#### [EXERCISE]
Check each line for the word "object" and give how many have it. Say nothing else.

(Data extracted from a collection)

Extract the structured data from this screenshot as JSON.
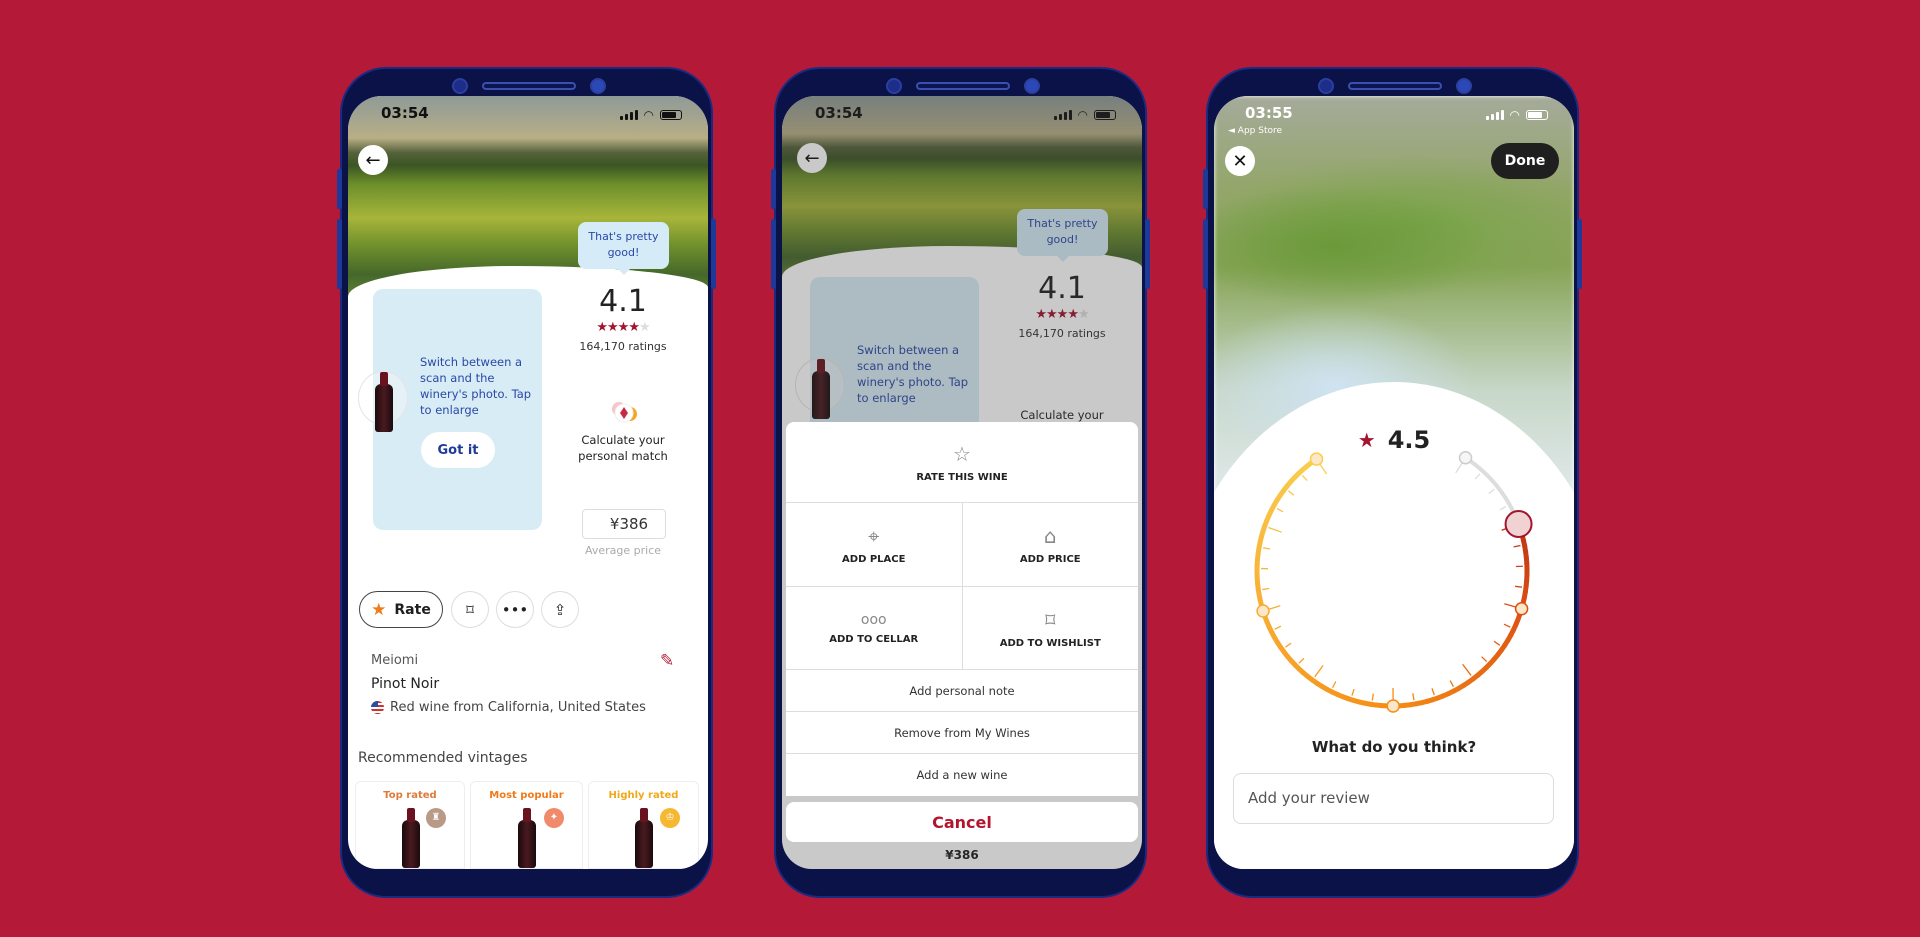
{
  "colors": {
    "background": "#b41a38",
    "frame": "#0a1248",
    "accent": "#a3142e",
    "tip_blue": "#2a48a8"
  },
  "phone1": {
    "time": "03:54",
    "tooltip": "That's pretty good!",
    "rating": "4.1",
    "stars_filled": 4,
    "stars_total": 5,
    "ratings_count": "164,170 ratings",
    "tip_text": "Switch between a scan and the winery's photo. Tap to enlarge",
    "got_it": "Got it",
    "match_text": "Calculate your personal match",
    "price": "¥386",
    "price_label": "Average price",
    "rate_label": "Rate",
    "winery": "Meiomi",
    "wine": "Pinot Noir",
    "origin": "Red wine from California, United States",
    "recommended_title": "Recommended vintages",
    "vintages": [
      {
        "label": "Top rated",
        "color": "#e07a3a",
        "badge": "#b99a86"
      },
      {
        "label": "Most popular",
        "color": "#f07a1a",
        "badge": "#f08a6a"
      },
      {
        "label": "Highly rated",
        "color": "#f0a818",
        "badge": "#f5b830"
      }
    ]
  },
  "phone2": {
    "time": "03:54",
    "tooltip": "That's pretty good!",
    "rating": "4.1",
    "ratings_count": "164,170 ratings",
    "tip_text": "Switch between a scan and the winery's photo. Tap to enlarge",
    "match_text": "Calculate your",
    "behind_price": "¥386",
    "sheet": {
      "rate": "RATE THIS WINE",
      "add_place": "ADD PLACE",
      "add_price": "ADD PRICE",
      "add_cellar": "ADD TO CELLAR",
      "add_wishlist": "ADD TO WISHLIST",
      "note": "Add personal note",
      "remove": "Remove from My Wines",
      "new_wine": "Add a new wine",
      "cancel": "Cancel"
    }
  },
  "phone3": {
    "time": "03:55",
    "back_app": "◄ App Store",
    "done": "Done",
    "rating": "4.5",
    "rating_min": 1,
    "rating_max": 5,
    "question": "What do you think?",
    "review_placeholder": "Add your review"
  }
}
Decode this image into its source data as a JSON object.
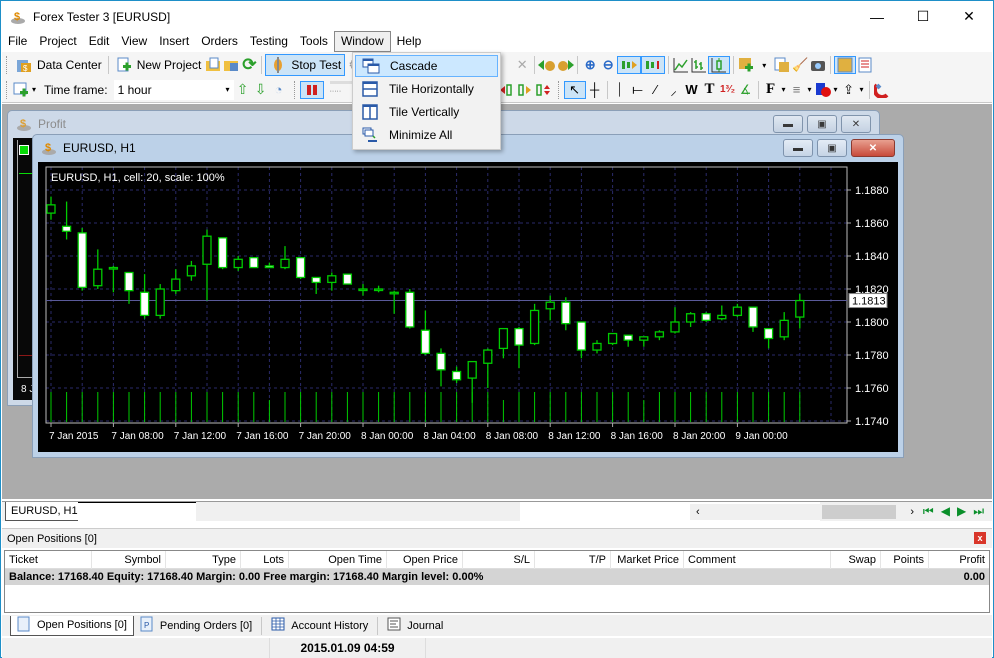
{
  "app": {
    "title": "Forex Tester 3  [EURUSD]",
    "window_controls": {
      "minimize": "—",
      "maximize": "☐",
      "close": "✕"
    }
  },
  "menubar": {
    "items": [
      "File",
      "Project",
      "Edit",
      "View",
      "Insert",
      "Orders",
      "Testing",
      "Tools",
      "Window",
      "Help"
    ],
    "active": "Window"
  },
  "toolbar1": {
    "data_center": "Data Center",
    "new_project": "New Project",
    "stop_test": "Stop Test"
  },
  "toolbar2": {
    "timeframe_label": "Time frame:",
    "timeframe_value": "1 hour"
  },
  "window_menu": {
    "items": [
      {
        "label": "Cascade",
        "icon": "cascade-icon",
        "highlighted": true
      },
      {
        "label": "Tile Horizontally",
        "icon": "tile-horizontal-icon",
        "highlighted": false
      },
      {
        "label": "Tile Vertically",
        "icon": "tile-vertical-icon",
        "highlighted": false
      },
      {
        "label": "Minimize All",
        "icon": "minimize-all-icon",
        "highlighted": false
      }
    ]
  },
  "profit_window": {
    "title": "Profit",
    "x_label_partial": "8 J"
  },
  "chart_window": {
    "title": "EURUSD, H1",
    "info": "EURUSD, H1, cell: 20, scale: 100%",
    "current_price_label": "1.1813"
  },
  "chart_data": {
    "type": "candlestick",
    "title": "EURUSD, H1, cell: 20, scale: 100%",
    "xlabel": "",
    "ylabel": "",
    "ylim": [
      1.1735,
      1.1885
    ],
    "yticks": [
      "1.1880",
      "1.1860",
      "1.1840",
      "1.1820",
      "1.1800",
      "1.1780",
      "1.1760",
      "1.1740"
    ],
    "ytick_values": [
      1.188,
      1.186,
      1.184,
      1.182,
      1.18,
      1.178,
      1.176,
      1.174
    ],
    "xtick_labels": [
      "7 Jan 2015",
      "7 Jan 08:00",
      "7 Jan 12:00",
      "7 Jan 16:00",
      "7 Jan 20:00",
      "8 Jan 00:00",
      "8 Jan 04:00",
      "8 Jan 08:00",
      "8 Jan 12:00",
      "8 Jan 16:00",
      "8 Jan 20:00",
      "9 Jan 00:00"
    ],
    "xtick_bar_index": [
      0,
      4,
      8,
      12,
      16,
      20,
      24,
      28,
      32,
      36,
      40,
      44
    ],
    "current_price": 1.1813,
    "grid": true,
    "candles": [
      {
        "o": 1.1866,
        "h": 1.1876,
        "l": 1.1862,
        "c": 1.1871
      },
      {
        "o": 1.1858,
        "h": 1.1873,
        "l": 1.185,
        "c": 1.1855
      },
      {
        "o": 1.1854,
        "h": 1.1857,
        "l": 1.1819,
        "c": 1.1821
      },
      {
        "o": 1.1822,
        "h": 1.1844,
        "l": 1.182,
        "c": 1.1832
      },
      {
        "o": 1.1833,
        "h": 1.1834,
        "l": 1.1818,
        "c": 1.1833
      },
      {
        "o": 1.183,
        "h": 1.183,
        "l": 1.1811,
        "c": 1.1819
      },
      {
        "o": 1.1818,
        "h": 1.1829,
        "l": 1.1802,
        "c": 1.1804
      },
      {
        "o": 1.1804,
        "h": 1.1823,
        "l": 1.1802,
        "c": 1.182
      },
      {
        "o": 1.1819,
        "h": 1.1832,
        "l": 1.1817,
        "c": 1.1826
      },
      {
        "o": 1.1828,
        "h": 1.1837,
        "l": 1.1825,
        "c": 1.1834
      },
      {
        "o": 1.1835,
        "h": 1.1856,
        "l": 1.1813,
        "c": 1.1852
      },
      {
        "o": 1.1851,
        "h": 1.1851,
        "l": 1.1832,
        "c": 1.1833
      },
      {
        "o": 1.1833,
        "h": 1.184,
        "l": 1.1831,
        "c": 1.1838
      },
      {
        "o": 1.1839,
        "h": 1.1839,
        "l": 1.1833,
        "c": 1.1833
      },
      {
        "o": 1.1834,
        "h": 1.1836,
        "l": 1.1834,
        "c": 1.1833
      },
      {
        "o": 1.1833,
        "h": 1.1846,
        "l": 1.1832,
        "c": 1.1838
      },
      {
        "o": 1.1839,
        "h": 1.1837,
        "l": 1.1826,
        "c": 1.1827
      },
      {
        "o": 1.1827,
        "h": 1.1827,
        "l": 1.1817,
        "c": 1.1824
      },
      {
        "o": 1.1824,
        "h": 1.183,
        "l": 1.1819,
        "c": 1.1828
      },
      {
        "o": 1.1829,
        "h": 1.1829,
        "l": 1.1823,
        "c": 1.1823
      },
      {
        "o": 1.182,
        "h": 1.1823,
        "l": 1.1816,
        "c": 1.182
      },
      {
        "o": 1.182,
        "h": 1.1822,
        "l": 1.1818,
        "c": 1.182
      },
      {
        "o": 1.1818,
        "h": 1.1819,
        "l": 1.1805,
        "c": 1.1818
      },
      {
        "o": 1.1818,
        "h": 1.182,
        "l": 1.1796,
        "c": 1.1797
      },
      {
        "o": 1.1795,
        "h": 1.1807,
        "l": 1.178,
        "c": 1.1781
      },
      {
        "o": 1.1781,
        "h": 1.1784,
        "l": 1.1761,
        "c": 1.1771
      },
      {
        "o": 1.177,
        "h": 1.1773,
        "l": 1.1763,
        "c": 1.1765
      },
      {
        "o": 1.1766,
        "h": 1.1776,
        "l": 1.1751,
        "c": 1.1776
      },
      {
        "o": 1.1775,
        "h": 1.1784,
        "l": 1.176,
        "c": 1.1783
      },
      {
        "o": 1.1784,
        "h": 1.1796,
        "l": 1.1778,
        "c": 1.1796
      },
      {
        "o": 1.1796,
        "h": 1.1797,
        "l": 1.1772,
        "c": 1.1786
      },
      {
        "o": 1.1787,
        "h": 1.1811,
        "l": 1.1786,
        "c": 1.1807
      },
      {
        "o": 1.1808,
        "h": 1.1816,
        "l": 1.1801,
        "c": 1.1812
      },
      {
        "o": 1.1812,
        "h": 1.1815,
        "l": 1.1795,
        "c": 1.1799
      },
      {
        "o": 1.18,
        "h": 1.18,
        "l": 1.1778,
        "c": 1.1783
      },
      {
        "o": 1.1783,
        "h": 1.1789,
        "l": 1.1781,
        "c": 1.1787
      },
      {
        "o": 1.1787,
        "h": 1.1793,
        "l": 1.1786,
        "c": 1.1793
      },
      {
        "o": 1.1792,
        "h": 1.1792,
        "l": 1.1785,
        "c": 1.1789
      },
      {
        "o": 1.1789,
        "h": 1.179,
        "l": 1.1785,
        "c": 1.1791
      },
      {
        "o": 1.1791,
        "h": 1.1795,
        "l": 1.1789,
        "c": 1.1794
      },
      {
        "o": 1.1794,
        "h": 1.1809,
        "l": 1.1793,
        "c": 1.18
      },
      {
        "o": 1.18,
        "h": 1.1806,
        "l": 1.1797,
        "c": 1.1805
      },
      {
        "o": 1.1805,
        "h": 1.1806,
        "l": 1.18,
        "c": 1.1801
      },
      {
        "o": 1.1802,
        "h": 1.181,
        "l": 1.1801,
        "c": 1.1804
      },
      {
        "o": 1.1804,
        "h": 1.1811,
        "l": 1.1803,
        "c": 1.1809
      },
      {
        "o": 1.1809,
        "h": 1.1809,
        "l": 1.1794,
        "c": 1.1797
      },
      {
        "o": 1.1796,
        "h": 1.1796,
        "l": 1.1784,
        "c": 1.179
      },
      {
        "o": 1.1791,
        "h": 1.1806,
        "l": 1.1789,
        "c": 1.1801
      },
      {
        "o": 1.1803,
        "h": 1.1817,
        "l": 1.1796,
        "c": 1.1813
      }
    ]
  },
  "chart_tabs": {
    "items": [
      "EURUSD, H1",
      "Profit"
    ],
    "active": "EURUSD, H1"
  },
  "positions_panel": {
    "title": "Open Positions [0]",
    "close_icon": "x",
    "columns": [
      "Ticket",
      "Symbol",
      "Type",
      "Lots",
      "Open Time",
      "Open Price",
      "S/L",
      "T/P",
      "Market Price",
      "Comment",
      "Swap",
      "Points",
      "Profit"
    ],
    "summary": "Balance: 17168.40 Equity: 17168.40 Margin: 0.00 Free margin: 17168.40 Margin level: 0.00%",
    "summary_profit": "0.00",
    "tabs": [
      "Open Positions [0]",
      "Pending Orders [0]",
      "Account History",
      "Journal"
    ],
    "active_tab": "Open Positions [0]"
  },
  "statusbar": {
    "datetime": "2015.01.09 04:59"
  },
  "colors": {
    "bull": "#00cc00",
    "bear_body": "#ffffff",
    "grid": "#2a2a6a",
    "price_line": "#5a5a9a",
    "chart_bg": "#000000",
    "highlight": "#cce8ff"
  }
}
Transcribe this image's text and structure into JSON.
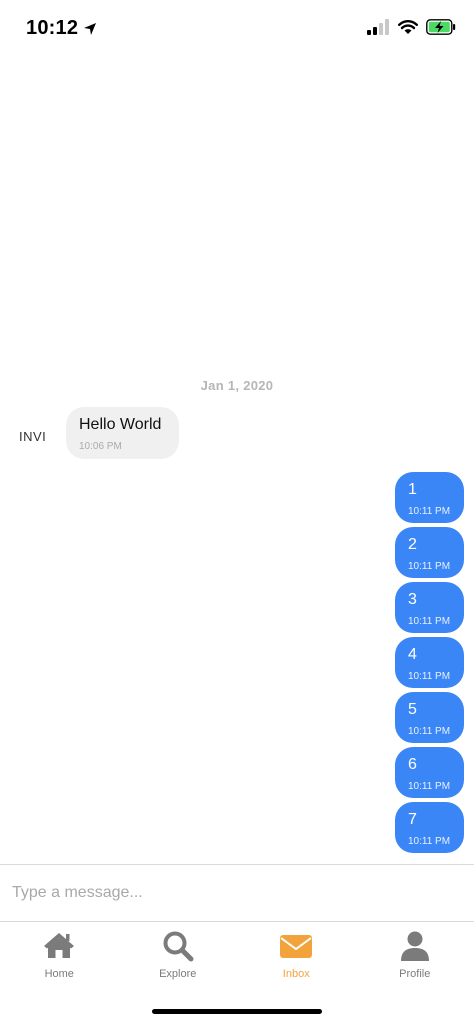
{
  "status_bar": {
    "time": "10:12",
    "icons": [
      "location-arrow-icon",
      "signal-icon",
      "wifi-icon",
      "battery-charging-icon"
    ]
  },
  "chat": {
    "date_label": "Jan 1, 2020",
    "incoming": {
      "sender": "INVI",
      "text": "Hello World",
      "time": "10:06 PM"
    },
    "outgoing": [
      {
        "text": "1",
        "time": "10:11 PM"
      },
      {
        "text": "2",
        "time": "10:11 PM"
      },
      {
        "text": "3",
        "time": "10:11 PM"
      },
      {
        "text": "4",
        "time": "10:11 PM"
      },
      {
        "text": "5",
        "time": "10:11 PM"
      },
      {
        "text": "6",
        "time": "10:11 PM"
      },
      {
        "text": "7",
        "time": "10:11 PM"
      }
    ]
  },
  "composer": {
    "placeholder": "Type a message...",
    "value": ""
  },
  "tabs": [
    {
      "label": "Home",
      "icon": "home-icon",
      "active": false
    },
    {
      "label": "Explore",
      "icon": "search-icon",
      "active": false
    },
    {
      "label": "Inbox",
      "icon": "envelope-icon",
      "active": true
    },
    {
      "label": "Profile",
      "icon": "user-icon",
      "active": false
    }
  ],
  "colors": {
    "outgoing_bubble": "#3b86f7",
    "incoming_bubble": "#f0f0f0",
    "active_tab": "#f3a33b",
    "inactive_tab": "#7b7b7b"
  }
}
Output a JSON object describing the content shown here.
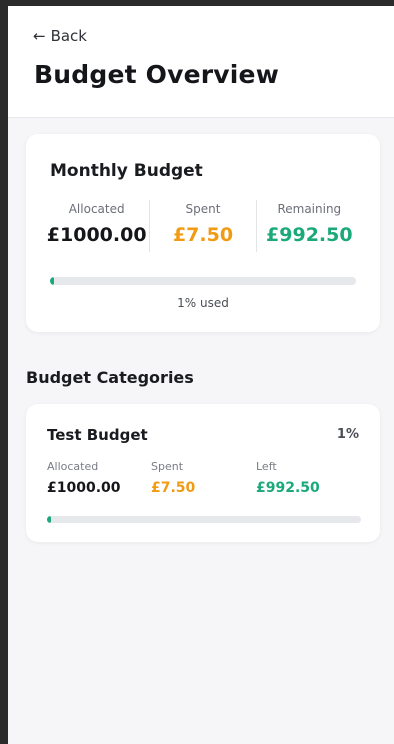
{
  "header": {
    "back_label": "Back",
    "title": "Budget Overview"
  },
  "monthly": {
    "title": "Monthly Budget",
    "stats": [
      {
        "label": "Allocated",
        "value": "£1000.00",
        "color": "#15161a"
      },
      {
        "label": "Spent",
        "value": "£7.50",
        "color": "#f19a13"
      },
      {
        "label": "Remaining",
        "value": "£992.50",
        "color": "#1ba97a"
      }
    ],
    "progress": 0.01,
    "used_text": "1% used"
  },
  "categories_section": {
    "title": "Budget Categories"
  },
  "categories": [
    {
      "name": "Test Budget",
      "percent": "1%",
      "allocated_label": "Allocated",
      "allocated_value": "£1000.00",
      "spent_label": "Spent",
      "spent_value": "£7.50",
      "left_label": "Left",
      "left_value": "£992.50",
      "progress": 0.01
    }
  ],
  "colors": {
    "accent_green": "#1ba97a",
    "accent_orange": "#f19a13",
    "track": "#e7e8ec"
  }
}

#### [SOLUTION BELOW]
2